Aim
Without the pictures, copy the entries below word for word.

═══ Supplied records ═══

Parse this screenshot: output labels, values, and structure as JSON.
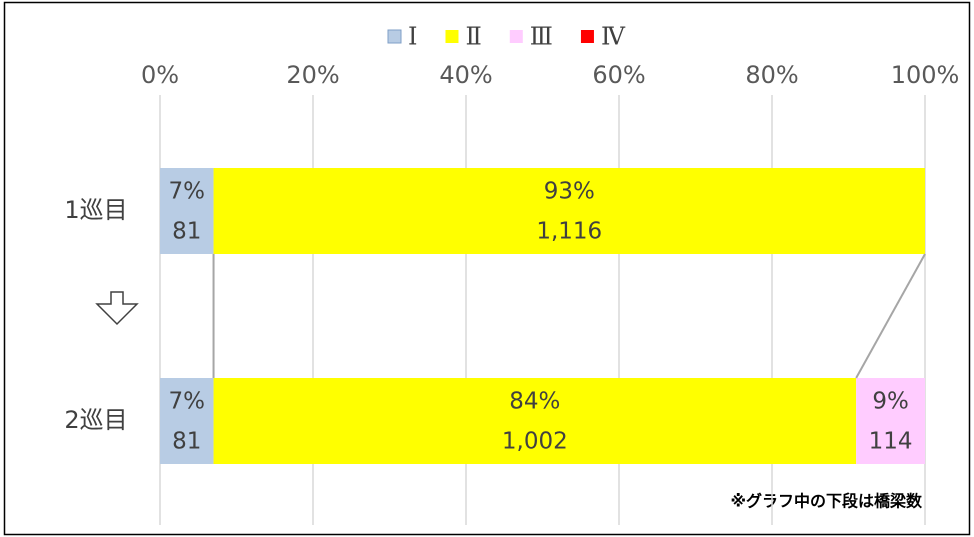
{
  "chart_data": {
    "type": "stacked_bar_horizontal_percent",
    "categories": [
      "1巡目",
      "2巡目"
    ],
    "series": [
      {
        "name": "Ⅰ",
        "color": "#b8cce4",
        "values": [
          7,
          7
        ],
        "value_labels": [
          "7%",
          "7%"
        ],
        "counts": [
          81,
          81
        ],
        "count_labels": [
          "81",
          "81"
        ]
      },
      {
        "name": "Ⅱ",
        "color": "#ffff00",
        "values": [
          93,
          84
        ],
        "value_labels": [
          "93%",
          "84%"
        ],
        "counts": [
          1116,
          1002
        ],
        "count_labels": [
          "1,116",
          "1,002"
        ]
      },
      {
        "name": "Ⅲ",
        "color": "#ffccff",
        "values": [
          0,
          9
        ],
        "value_labels": [
          null,
          "9%"
        ],
        "counts": [
          null,
          114
        ],
        "count_labels": [
          null,
          "114"
        ]
      },
      {
        "name": "Ⅳ",
        "color": "#ff0000",
        "values": [
          0,
          0
        ],
        "value_labels": [
          null,
          null
        ],
        "counts": [
          null,
          null
        ],
        "count_labels": [
          null,
          null
        ]
      }
    ],
    "xlim": [
      0,
      100
    ],
    "xticks": [
      {
        "value": 0,
        "label": "0%"
      },
      {
        "value": 20,
        "label": "20%"
      },
      {
        "value": 40,
        "label": "40%"
      },
      {
        "value": 60,
        "label": "60%"
      },
      {
        "value": 80,
        "label": "80%"
      },
      {
        "value": 100,
        "label": "100%"
      }
    ],
    "grid": true,
    "legend": "top",
    "annotation": "※グラフ中の下段は橋梁数"
  }
}
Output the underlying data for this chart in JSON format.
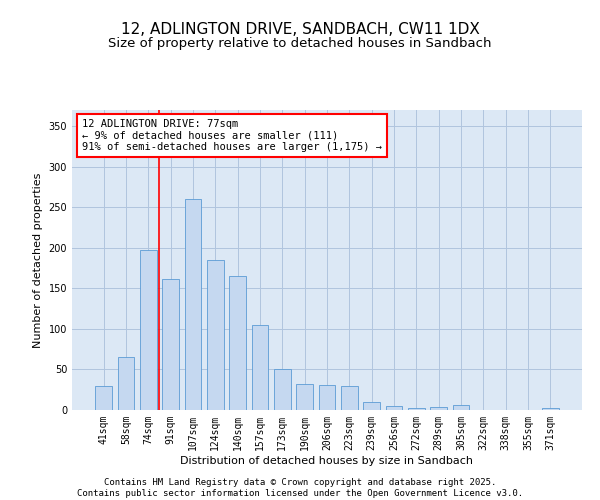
{
  "title": "12, ADLINGTON DRIVE, SANDBACH, CW11 1DX",
  "subtitle": "Size of property relative to detached houses in Sandbach",
  "xlabel": "Distribution of detached houses by size in Sandbach",
  "ylabel": "Number of detached properties",
  "categories": [
    "41sqm",
    "58sqm",
    "74sqm",
    "91sqm",
    "107sqm",
    "124sqm",
    "140sqm",
    "157sqm",
    "173sqm",
    "190sqm",
    "206sqm",
    "223sqm",
    "239sqm",
    "256sqm",
    "272sqm",
    "289sqm",
    "305sqm",
    "322sqm",
    "338sqm",
    "355sqm",
    "371sqm"
  ],
  "values": [
    30,
    65,
    197,
    162,
    260,
    185,
    165,
    105,
    50,
    32,
    31,
    30,
    10,
    5,
    3,
    4,
    6,
    0,
    0,
    0,
    2
  ],
  "bar_color": "#c5d8f0",
  "bar_edge_color": "#5b9bd5",
  "vline_x": 2.5,
  "vline_color": "red",
  "annotation_text": "12 ADLINGTON DRIVE: 77sqm\n← 9% of detached houses are smaller (111)\n91% of semi-detached houses are larger (1,175) →",
  "annotation_box_color": "white",
  "annotation_box_edge_color": "red",
  "ylim": [
    0,
    370
  ],
  "yticks": [
    0,
    50,
    100,
    150,
    200,
    250,
    300,
    350
  ],
  "grid_color": "#b0c4de",
  "bg_color": "#dce8f5",
  "footer": "Contains HM Land Registry data © Crown copyright and database right 2025.\nContains public sector information licensed under the Open Government Licence v3.0.",
  "title_fontsize": 11,
  "subtitle_fontsize": 9.5,
  "label_fontsize": 8,
  "tick_fontsize": 7,
  "annotation_fontsize": 7.5,
  "footer_fontsize": 6.5
}
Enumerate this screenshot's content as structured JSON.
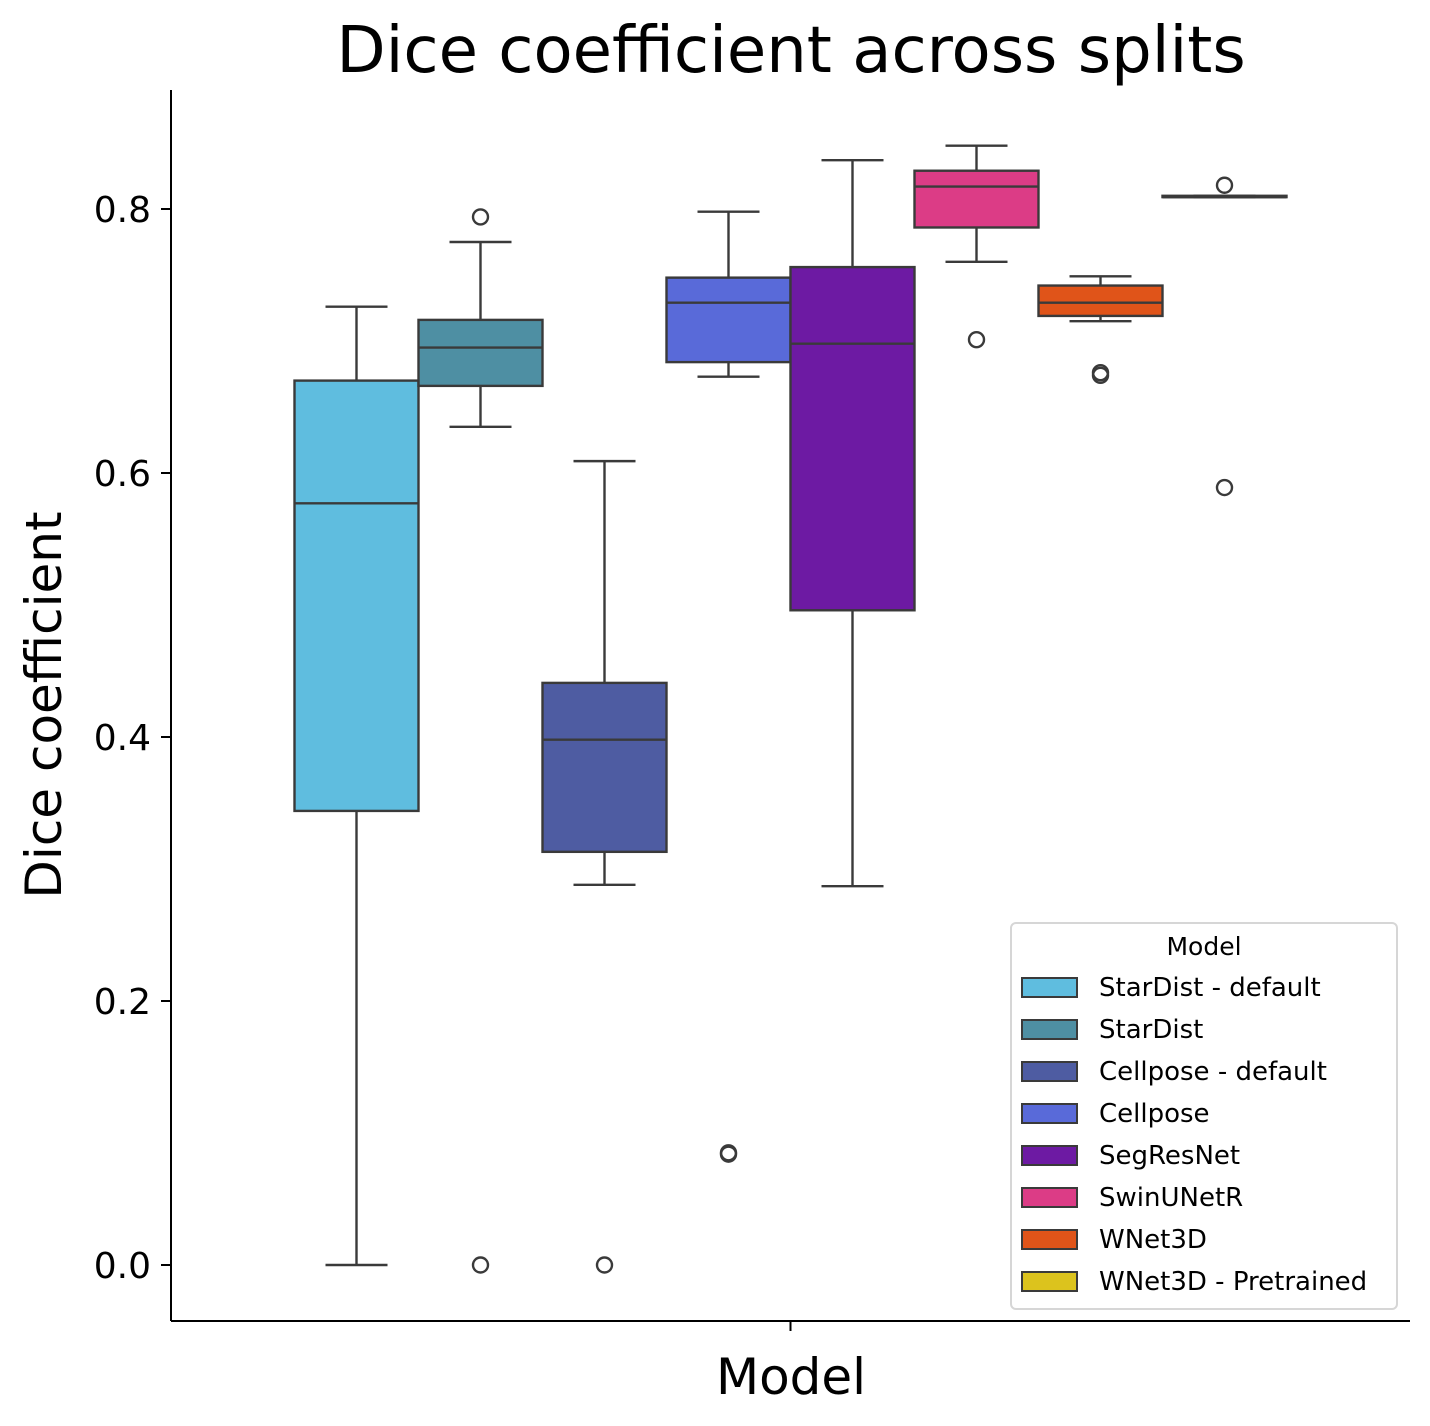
{
  "chart_data": {
    "type": "box",
    "title": "Dice coefficient across splits",
    "xlabel": "Model",
    "ylabel": "Dice coefficient",
    "ylim": [
      -0.042,
      0.89
    ],
    "yticks": [
      "0.0",
      "0.2",
      "0.4",
      "0.6",
      "0.8"
    ],
    "xticks": [
      ""
    ],
    "legend": {
      "title": "Model",
      "position": "lower-right"
    },
    "series": [
      {
        "name": "StarDist - default",
        "color": "#5FBDDF",
        "whislo": 0.0,
        "q1": 0.344,
        "median": 0.577,
        "q3": 0.67,
        "whishi": 0.726,
        "fliers": []
      },
      {
        "name": "StarDist",
        "color": "#4E8FA3",
        "whislo": 0.635,
        "q1": 0.666,
        "median": 0.695,
        "q3": 0.716,
        "whishi": 0.775,
        "fliers": [
          0.794,
          0.0
        ]
      },
      {
        "name": "Cellpose - default",
        "color": "#4E5CA2",
        "whislo": 0.288,
        "q1": 0.313,
        "median": 0.398,
        "q3": 0.441,
        "whishi": 0.609,
        "fliers": [
          0.0
        ]
      },
      {
        "name": "Cellpose",
        "color": "#596AD9",
        "whislo": 0.673,
        "q1": 0.684,
        "median": 0.729,
        "q3": 0.748,
        "whishi": 0.798,
        "fliers": [
          0.085,
          0.084
        ]
      },
      {
        "name": "SegResNet",
        "color": "#6D1AA3",
        "whislo": 0.287,
        "q1": 0.496,
        "median": 0.698,
        "q3": 0.756,
        "whishi": 0.837,
        "fliers": []
      },
      {
        "name": "SwinUNetR",
        "color": "#DC3C86",
        "whislo": 0.76,
        "q1": 0.786,
        "median": 0.817,
        "q3": 0.829,
        "whishi": 0.848,
        "fliers": [
          0.701
        ]
      },
      {
        "name": "WNet3D",
        "color": "#E05419",
        "whislo": 0.715,
        "q1": 0.719,
        "median": 0.729,
        "q3": 0.742,
        "whishi": 0.749,
        "fliers": [
          0.676,
          0.674
        ]
      },
      {
        "name": "WNet3D - Pretrained",
        "color": "#DCC31D",
        "whislo": 0.809,
        "q1": 0.809,
        "median": 0.809,
        "q3": 0.81,
        "whishi": 0.81,
        "fliers": [
          0.818,
          0.589
        ]
      }
    ]
  }
}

═══

Output for this task
Parse this screenshot: output labels, values, and structure as JSON.
{
  "chart_data": {
    "type": "stacked_bar_horizontal_percent",
    "categories": [
      "1巡目",
      "2巡目"
    ],
    "series": [
      {
        "name": "Ⅰ",
        "color": "#b8cce4",
        "values": [
          7,
          7
        ],
        "value_labels": [
          "7%",
          "7%"
        ],
        "counts": [
          81,
          81
        ],
        "count_labels": [
          "81",
          "81"
        ]
      },
      {
        "name": "Ⅱ",
        "color": "#ffff00",
        "values": [
          93,
          84
        ],
        "value_labels": [
          "93%",
          "84%"
        ],
        "counts": [
          1116,
          1002
        ],
        "count_labels": [
          "1,116",
          "1,002"
        ]
      },
      {
        "name": "Ⅲ",
        "color": "#ffccff",
        "values": [
          0,
          9
        ],
        "value_labels": [
          null,
          "9%"
        ],
        "counts": [
          null,
          114
        ],
        "count_labels": [
          null,
          "114"
        ]
      },
      {
        "name": "Ⅳ",
        "color": "#ff0000",
        "values": [
          0,
          0
        ],
        "value_labels": [
          null,
          null
        ],
        "counts": [
          null,
          null
        ],
        "count_labels": [
          null,
          null
        ]
      }
    ],
    "xlim": [
      0,
      100
    ],
    "xticks": [
      {
        "value": 0,
        "label": "0%"
      },
      {
        "value": 20,
        "label": "20%"
      },
      {
        "value": 40,
        "label": "40%"
      },
      {
        "value": 60,
        "label": "60%"
      },
      {
        "value": 80,
        "label": "80%"
      },
      {
        "value": 100,
        "label": "100%"
      }
    ],
    "grid": true,
    "legend": "top",
    "annotation": "※グラフ中の下段は橋梁数"
  }
}
Output the underlying data for this chart in JSON format.
{
  "title": "12, ADLINGTON DRIVE, SANDBACH, CW11 1DX",
  "subtitle": "Size of property relative to detached houses in Sandbach",
  "xlabel": "Distribution of detached houses by size in Sandbach",
  "ylabel": "Number of detached properties",
  "categories": [
    "41sqm",
    "58sqm",
    "74sqm",
    "91sqm",
    "107sqm",
    "124sqm",
    "140sqm",
    "157sqm",
    "173sqm",
    "190sqm",
    "206sqm",
    "223sqm",
    "239sqm",
    "256sqm",
    "272sqm",
    "289sqm",
    "305sqm",
    "322sqm",
    "338sqm",
    "355sqm",
    "371sqm"
  ],
  "values": [
    30,
    65,
    197,
    162,
    260,
    185,
    165,
    105,
    50,
    32,
    31,
    30,
    10,
    5,
    3,
    4,
    6,
    0,
    0,
    0,
    2
  ],
  "bar_color": "#c5d8f0",
  "bar_edge_color": "#5b9bd5",
  "vline_x": 2.5,
  "vline_color": "red",
  "annotation_text": "12 ADLINGTON DRIVE: 77sqm\n← 9% of detached houses are smaller (111)\n91% of semi-detached houses are larger (1,175) →",
  "annotation_box_color": "white",
  "annotation_box_edge_color": "red",
  "ylim": [
    0,
    370
  ],
  "yticks": [
    0,
    50,
    100,
    150,
    200,
    250,
    300,
    350
  ],
  "grid_color": "#b0c4de",
  "bg_color": "#dce8f5",
  "footer": "Contains HM Land Registry data © Crown copyright and database right 2025.\nContains public sector information licensed under the Open Government Licence v3.0.",
  "title_fontsize": 11,
  "subtitle_fontsize": 9.5,
  "label_fontsize": 8,
  "tick_fontsize": 7,
  "annotation_fontsize": 7.5,
  "footer_fontsize": 6.5
}
Enumerate this screenshot's content as structured JSON.
{
  "chart_data": {
    "type": "box",
    "title": "Dice coefficient across splits",
    "xlabel": "Model",
    "ylabel": "Dice coefficient",
    "ylim": [
      -0.042,
      0.89
    ],
    "yticks": [
      "0.0",
      "0.2",
      "0.4",
      "0.6",
      "0.8"
    ],
    "xticks": [
      ""
    ],
    "legend": {
      "title": "Model",
      "position": "lower-right"
    },
    "series": [
      {
        "name": "StarDist - default",
        "color": "#5FBDDF",
        "whislo": 0.0,
        "q1": 0.344,
        "median": 0.577,
        "q3": 0.67,
        "whishi": 0.726,
        "fliers": []
      },
      {
        "name": "StarDist",
        "color": "#4E8FA3",
        "whislo": 0.635,
        "q1": 0.666,
        "median": 0.695,
        "q3": 0.716,
        "whishi": 0.775,
        "fliers": [
          0.794,
          0.0
        ]
      },
      {
        "name": "Cellpose - default",
        "color": "#4E5CA2",
        "whislo": 0.288,
        "q1": 0.313,
        "median": 0.398,
        "q3": 0.441,
        "whishi": 0.609,
        "fliers": [
          0.0
        ]
      },
      {
        "name": "Cellpose",
        "color": "#596AD9",
        "whislo": 0.673,
        "q1": 0.684,
        "median": 0.729,
        "q3": 0.748,
        "whishi": 0.798,
        "fliers": [
          0.085,
          0.084
        ]
      },
      {
        "name": "SegResNet",
        "color": "#6D1AA3",
        "whislo": 0.287,
        "q1": 0.496,
        "median": 0.698,
        "q3": 0.756,
        "whishi": 0.837,
        "fliers": []
      },
      {
        "name": "SwinUNetR",
        "color": "#DC3C86",
        "whislo": 0.76,
        "q1": 0.786,
        "median": 0.817,
        "q3": 0.829,
        "whishi": 0.848,
        "fliers": [
          0.701
        ]
      },
      {
        "name": "WNet3D",
        "color": "#E05419",
        "whislo": 0.715,
        "q1": 0.719,
        "median": 0.729,
        "q3": 0.742,
        "whishi": 0.749,
        "fliers": [
          0.676,
          0.674
        ]
      },
      {
        "name": "WNet3D - Pretrained",
        "color": "#DCC31D",
        "whislo": 0.809,
        "q1": 0.809,
        "median": 0.809,
        "q3": 0.81,
        "whishi": 0.81,
        "fliers": [
          0.818,
          0.589
        ]
      }
    ]
  }
}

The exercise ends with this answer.